[Stored records]
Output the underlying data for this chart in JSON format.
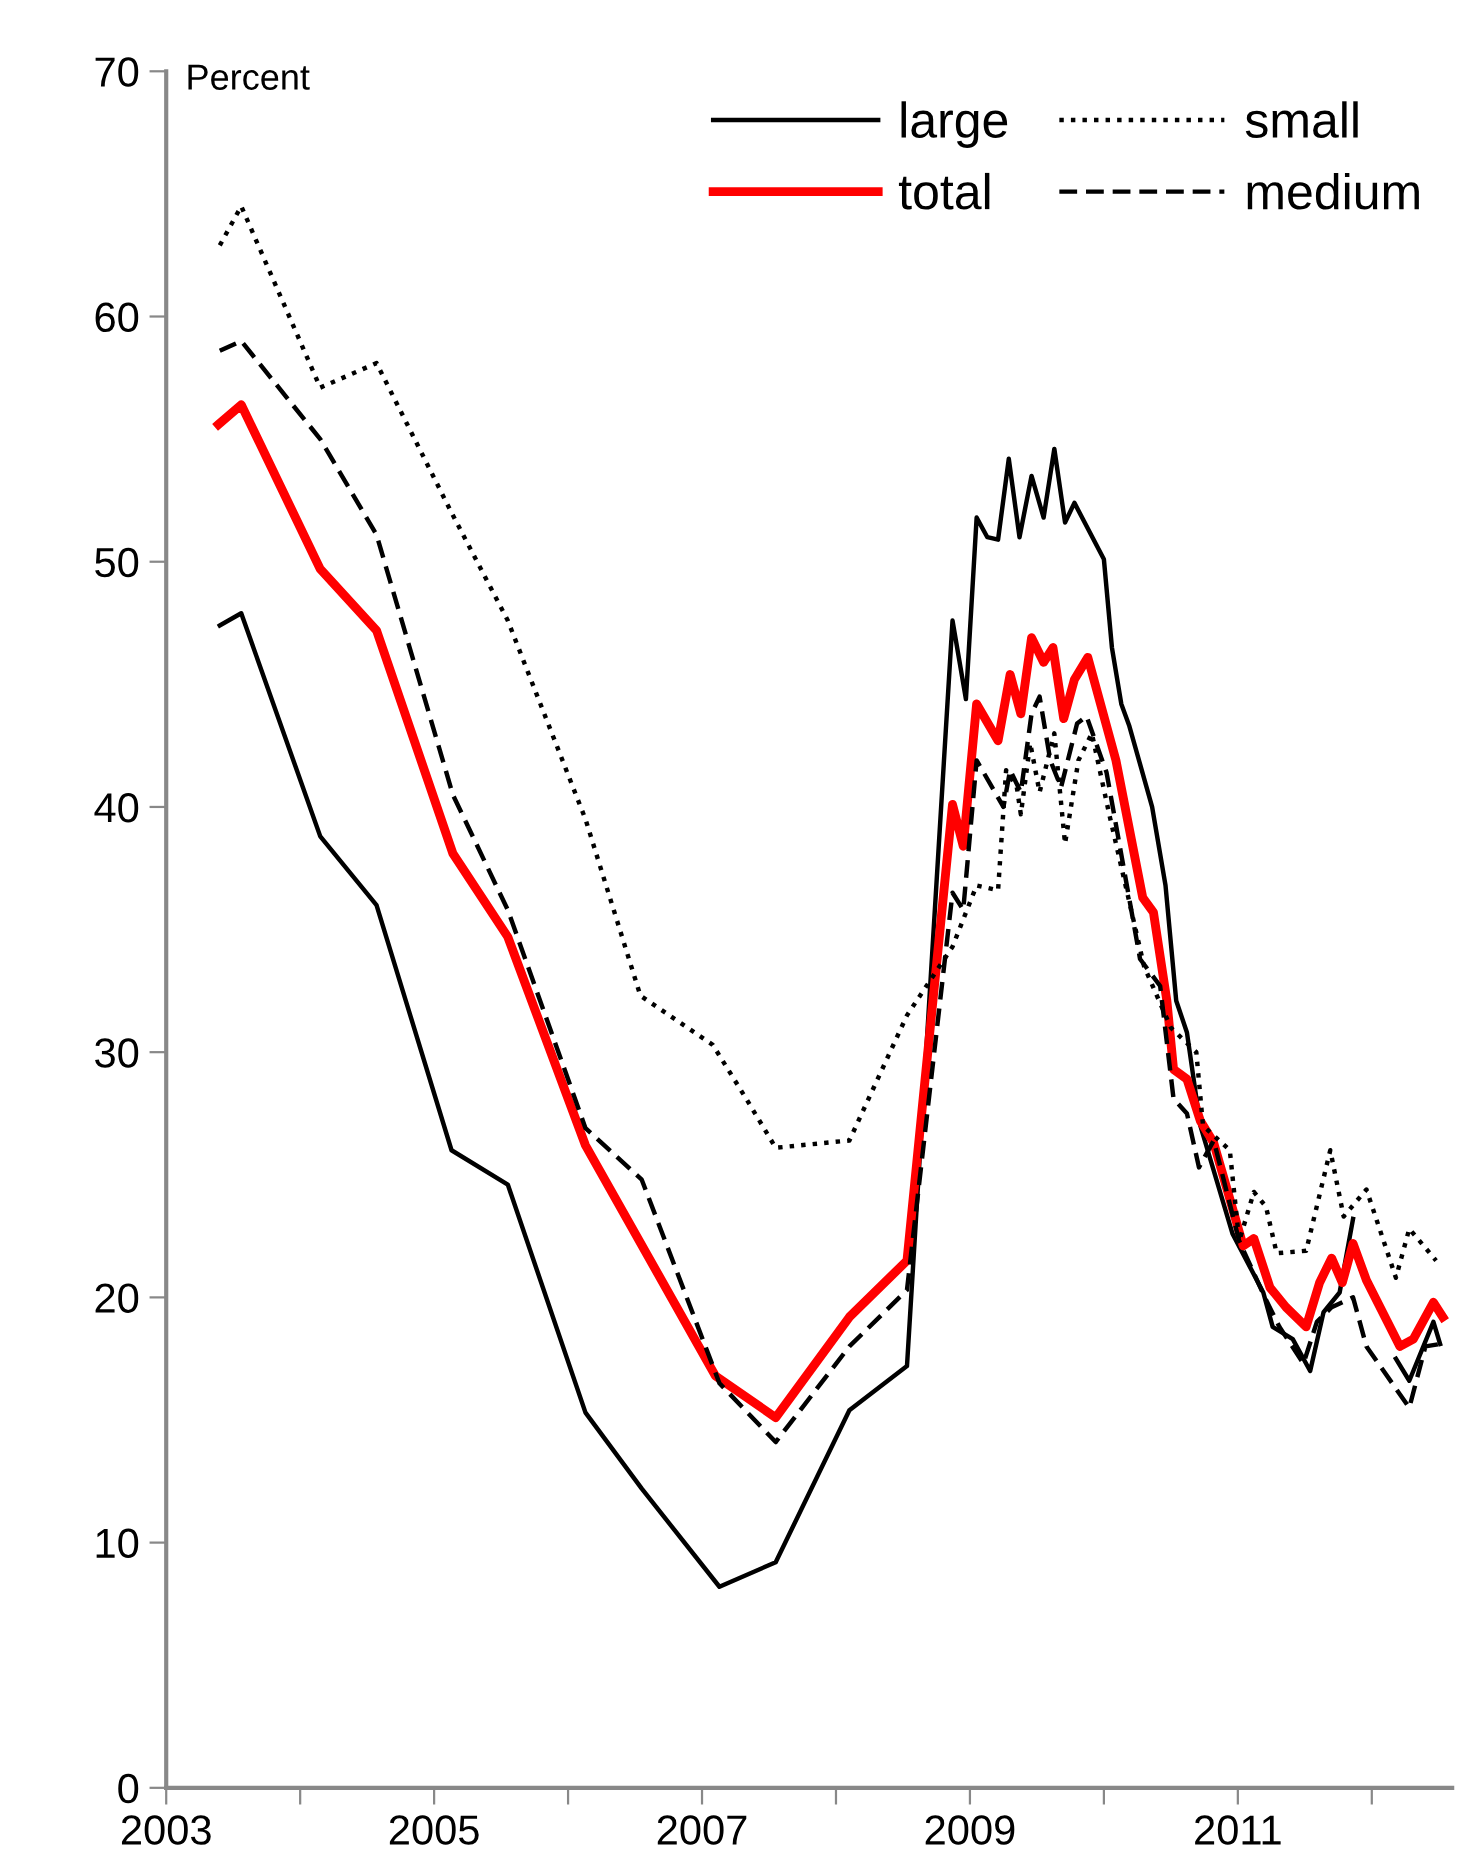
{
  "chart_data": {
    "type": "line",
    "ylabel": "Percent",
    "xlim": [
      2003,
      2012.6
    ],
    "xticks": [
      2003,
      {
        "value": 2004,
        "label": null
      },
      2005,
      {
        "value": 2006,
        "label": null
      },
      2007,
      {
        "value": 2008,
        "label": null
      },
      2009,
      {
        "value": 2010,
        "label": null
      },
      2011,
      {
        "value": 2012,
        "label": null
      }
    ],
    "ylim": [
      0,
      70
    ],
    "yticks": [
      0,
      10,
      20,
      30,
      40,
      50,
      60,
      70
    ],
    "grid": false,
    "legend": "top right",
    "marker": "none",
    "series": [
      {
        "name": "large",
        "color": "#000000",
        "line_style": "solid",
        "x": [
          2003.4,
          2003.56,
          2004.15,
          2004.57,
          2005.13,
          2005.55,
          2006.13,
          2006.55,
          2007.13,
          2007.55,
          2008.1,
          2008.53,
          2008.87,
          2008.97,
          2009.05,
          2009.13,
          2009.21,
          2009.29,
          2009.37,
          2009.46,
          2009.55,
          2009.63,
          2009.71,
          2009.78,
          2010.0,
          2010.06,
          2010.13,
          2010.19,
          2010.36,
          2010.46,
          2010.54,
          2010.62,
          2010.72,
          2010.96,
          2011.19,
          2011.26,
          2011.41,
          2011.54,
          2011.64,
          2011.76,
          2011.86,
          2011.96,
          2012.18,
          2012.28,
          2012.46,
          2012.51
        ],
        "values": [
          47.4,
          47.9,
          38.8,
          36.0,
          26.0,
          24.6,
          15.3,
          12.2,
          8.2,
          9.2,
          15.4,
          17.2,
          47.6,
          44.4,
          51.8,
          51.0,
          50.9,
          54.2,
          51.0,
          53.5,
          51.8,
          54.6,
          51.6,
          52.4,
          50.1,
          46.5,
          44.2,
          43.3,
          40.0,
          36.8,
          32.1,
          30.8,
          27.0,
          22.6,
          20.2,
          18.8,
          18.3,
          17.0,
          19.4,
          20.2,
          23.2,
          null,
          17.5,
          16.6,
          19.0,
          18.1
        ]
      },
      {
        "name": "total",
        "color": "#ff0000",
        "line_style": "solid",
        "x": [
          2003.39,
          2003.56,
          2004.15,
          2004.57,
          2005.14,
          2005.55,
          2006.13,
          2007.1,
          2007.55,
          2008.1,
          2008.53,
          2008.87,
          2008.95,
          2009.05,
          2009.21,
          2009.3,
          2009.38,
          2009.46,
          2009.55,
          2009.62,
          2009.7,
          2009.78,
          2009.88,
          2010.09,
          2010.29,
          2010.37,
          2010.47,
          2010.52,
          2010.62,
          2010.72,
          2010.82,
          2010.92,
          2011.04,
          2011.12,
          2011.24,
          2011.36,
          2011.51,
          2011.61,
          2011.7,
          2011.78,
          2011.86,
          2011.96,
          2012.21,
          2012.31,
          2012.46,
          2012.53
        ],
        "values": [
          55.6,
          56.4,
          49.7,
          47.2,
          38.1,
          34.7,
          26.2,
          16.8,
          15.1,
          19.2,
          21.5,
          40.1,
          38.4,
          44.2,
          42.7,
          45.4,
          43.8,
          46.9,
          45.9,
          46.5,
          43.6,
          45.2,
          46.1,
          41.9,
          36.3,
          35.7,
          32.1,
          29.3,
          28.9,
          27.2,
          26.3,
          24.4,
          22.1,
          22.4,
          20.4,
          19.6,
          18.8,
          20.6,
          21.6,
          20.6,
          22.2,
          20.7,
          18.0,
          18.3,
          19.8,
          19.2
        ]
      },
      {
        "name": "small",
        "color": "#000000",
        "line_style": "dotted",
        "x": [
          2003.4,
          2003.56,
          2004.15,
          2004.57,
          2005.13,
          2005.55,
          2006.13,
          2006.54,
          2007.08,
          2007.33,
          2007.55,
          2008.1,
          2008.53,
          2008.87,
          2009.05,
          2009.21,
          2009.27,
          2009.35,
          2009.38,
          2009.45,
          2009.52,
          2009.63,
          2009.71,
          2009.81,
          2009.91,
          2010.04,
          2010.3,
          2010.5,
          2010.69,
          2010.74,
          2010.94,
          2011.01,
          2011.12,
          2011.21,
          2011.29,
          2011.51,
          2011.69,
          2011.79,
          2011.96,
          2012.18,
          2012.28,
          2012.48
        ],
        "values": [
          62.9,
          64.5,
          57.1,
          58.1,
          52.0,
          47.6,
          39.5,
          32.3,
          30.3,
          28.1,
          26.1,
          26.4,
          31.5,
          34.3,
          36.8,
          36.6,
          41.5,
          40.8,
          39.7,
          42.6,
          40.6,
          43.0,
          38.5,
          41.9,
          43.0,
          39.7,
          33.5,
          31.0,
          30.0,
          27.0,
          26.0,
          22.3,
          24.3,
          23.7,
          21.8,
          21.9,
          26.0,
          23.3,
          24.4,
          20.8,
          22.8,
          21.5
        ]
      },
      {
        "name": "medium",
        "color": "#000000",
        "line_style": "dashed",
        "x": [
          2003.4,
          2003.56,
          2004.15,
          2004.57,
          2005.14,
          2005.55,
          2006.13,
          2006.55,
          2007.13,
          2007.55,
          2008.1,
          2008.53,
          2008.87,
          2008.95,
          2009.05,
          2009.25,
          2009.3,
          2009.38,
          2009.46,
          2009.52,
          2009.6,
          2009.68,
          2009.8,
          2009.87,
          2010.02,
          2010.27,
          2010.42,
          2010.52,
          2010.62,
          2010.71,
          2010.82,
          2011.01,
          2011.21,
          2011.31,
          2011.49,
          2011.59,
          2011.7,
          2011.86,
          2011.96,
          2012.28,
          2012.4,
          2012.51
        ],
        "values": [
          58.6,
          59.0,
          55.0,
          51.1,
          40.5,
          35.8,
          26.9,
          24.8,
          16.5,
          14.1,
          18.0,
          20.3,
          36.5,
          35.8,
          41.9,
          40.0,
          41.5,
          40.6,
          43.8,
          44.5,
          41.9,
          40.8,
          43.4,
          43.7,
          41.4,
          33.8,
          32.7,
          28.1,
          27.5,
          25.3,
          26.4,
          22.3,
          19.9,
          18.8,
          17.3,
          19.0,
          19.6,
          20.0,
          18.0,
          15.5,
          18.0,
          18.1
        ]
      }
    ]
  }
}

[WRITTEN PROBLEM]:
Skip every picture and transcribe the data above exactly.

[ANSWER IN FULL]:
Output the underlying data for this chart in JSON format.
{
  "chart_data": {
    "type": "line",
    "ylabel": "Percent",
    "xlim": [
      2003,
      2012.6
    ],
    "xticks": [
      2003,
      {
        "value": 2004,
        "label": null
      },
      2005,
      {
        "value": 2006,
        "label": null
      },
      2007,
      {
        "value": 2008,
        "label": null
      },
      2009,
      {
        "value": 2010,
        "label": null
      },
      2011,
      {
        "value": 2012,
        "label": null
      }
    ],
    "ylim": [
      0,
      70
    ],
    "yticks": [
      0,
      10,
      20,
      30,
      40,
      50,
      60,
      70
    ],
    "grid": false,
    "legend": "top right",
    "marker": "none",
    "series": [
      {
        "name": "large",
        "color": "#000000",
        "line_style": "solid",
        "x": [
          2003.4,
          2003.56,
          2004.15,
          2004.57,
          2005.13,
          2005.55,
          2006.13,
          2006.55,
          2007.13,
          2007.55,
          2008.1,
          2008.53,
          2008.87,
          2008.97,
          2009.05,
          2009.13,
          2009.21,
          2009.29,
          2009.37,
          2009.46,
          2009.55,
          2009.63,
          2009.71,
          2009.78,
          2010.0,
          2010.06,
          2010.13,
          2010.19,
          2010.36,
          2010.46,
          2010.54,
          2010.62,
          2010.72,
          2010.96,
          2011.19,
          2011.26,
          2011.41,
          2011.54,
          2011.64,
          2011.76,
          2011.86,
          2011.96,
          2012.18,
          2012.28,
          2012.46,
          2012.51
        ],
        "values": [
          47.4,
          47.9,
          38.8,
          36.0,
          26.0,
          24.6,
          15.3,
          12.2,
          8.2,
          9.2,
          15.4,
          17.2,
          47.6,
          44.4,
          51.8,
          51.0,
          50.9,
          54.2,
          51.0,
          53.5,
          51.8,
          54.6,
          51.6,
          52.4,
          50.1,
          46.5,
          44.2,
          43.3,
          40.0,
          36.8,
          32.1,
          30.8,
          27.0,
          22.6,
          20.2,
          18.8,
          18.3,
          17.0,
          19.4,
          20.2,
          23.2,
          null,
          17.5,
          16.6,
          19.0,
          18.1
        ]
      },
      {
        "name": "total",
        "color": "#ff0000",
        "line_style": "solid",
        "x": [
          2003.39,
          2003.56,
          2004.15,
          2004.57,
          2005.14,
          2005.55,
          2006.13,
          2007.1,
          2007.55,
          2008.1,
          2008.53,
          2008.87,
          2008.95,
          2009.05,
          2009.21,
          2009.3,
          2009.38,
          2009.46,
          2009.55,
          2009.62,
          2009.7,
          2009.78,
          2009.88,
          2010.09,
          2010.29,
          2010.37,
          2010.47,
          2010.52,
          2010.62,
          2010.72,
          2010.82,
          2010.92,
          2011.04,
          2011.12,
          2011.24,
          2011.36,
          2011.51,
          2011.61,
          2011.7,
          2011.78,
          2011.86,
          2011.96,
          2012.21,
          2012.31,
          2012.46,
          2012.53
        ],
        "values": [
          55.6,
          56.4,
          49.7,
          47.2,
          38.1,
          34.7,
          26.2,
          16.8,
          15.1,
          19.2,
          21.5,
          40.1,
          38.4,
          44.2,
          42.7,
          45.4,
          43.8,
          46.9,
          45.9,
          46.5,
          43.6,
          45.2,
          46.1,
          41.9,
          36.3,
          35.7,
          32.1,
          29.3,
          28.9,
          27.2,
          26.3,
          24.4,
          22.1,
          22.4,
          20.4,
          19.6,
          18.8,
          20.6,
          21.6,
          20.6,
          22.2,
          20.7,
          18.0,
          18.3,
          19.8,
          19.2
        ]
      },
      {
        "name": "small",
        "color": "#000000",
        "line_style": "dotted",
        "x": [
          2003.4,
          2003.56,
          2004.15,
          2004.57,
          2005.13,
          2005.55,
          2006.13,
          2006.54,
          2007.08,
          2007.33,
          2007.55,
          2008.1,
          2008.53,
          2008.87,
          2009.05,
          2009.21,
          2009.27,
          2009.35,
          2009.38,
          2009.45,
          2009.52,
          2009.63,
          2009.71,
          2009.81,
          2009.91,
          2010.04,
          2010.3,
          2010.5,
          2010.69,
          2010.74,
          2010.94,
          2011.01,
          2011.12,
          2011.21,
          2011.29,
          2011.51,
          2011.69,
          2011.79,
          2011.96,
          2012.18,
          2012.28,
          2012.48
        ],
        "values": [
          62.9,
          64.5,
          57.1,
          58.1,
          52.0,
          47.6,
          39.5,
          32.3,
          30.3,
          28.1,
          26.1,
          26.4,
          31.5,
          34.3,
          36.8,
          36.6,
          41.5,
          40.8,
          39.7,
          42.6,
          40.6,
          43.0,
          38.5,
          41.9,
          43.0,
          39.7,
          33.5,
          31.0,
          30.0,
          27.0,
          26.0,
          22.3,
          24.3,
          23.7,
          21.8,
          21.9,
          26.0,
          23.3,
          24.4,
          20.8,
          22.8,
          21.5
        ]
      },
      {
        "name": "medium",
        "color": "#000000",
        "line_style": "dashed",
        "x": [
          2003.4,
          2003.56,
          2004.15,
          2004.57,
          2005.14,
          2005.55,
          2006.13,
          2006.55,
          2007.13,
          2007.55,
          2008.1,
          2008.53,
          2008.87,
          2008.95,
          2009.05,
          2009.25,
          2009.3,
          2009.38,
          2009.46,
          2009.52,
          2009.6,
          2009.68,
          2009.8,
          2009.87,
          2010.02,
          2010.27,
          2010.42,
          2010.52,
          2010.62,
          2010.71,
          2010.82,
          2011.01,
          2011.21,
          2011.31,
          2011.49,
          2011.59,
          2011.7,
          2011.86,
          2011.96,
          2012.28,
          2012.4,
          2012.51
        ],
        "values": [
          58.6,
          59.0,
          55.0,
          51.1,
          40.5,
          35.8,
          26.9,
          24.8,
          16.5,
          14.1,
          18.0,
          20.3,
          36.5,
          35.8,
          41.9,
          40.0,
          41.5,
          40.6,
          43.8,
          44.5,
          41.9,
          40.8,
          43.4,
          43.7,
          41.4,
          33.8,
          32.7,
          28.1,
          27.5,
          25.3,
          26.4,
          22.3,
          19.9,
          18.8,
          17.3,
          19.0,
          19.6,
          20.0,
          18.0,
          15.5,
          18.0,
          18.1
        ]
      }
    ]
  }
}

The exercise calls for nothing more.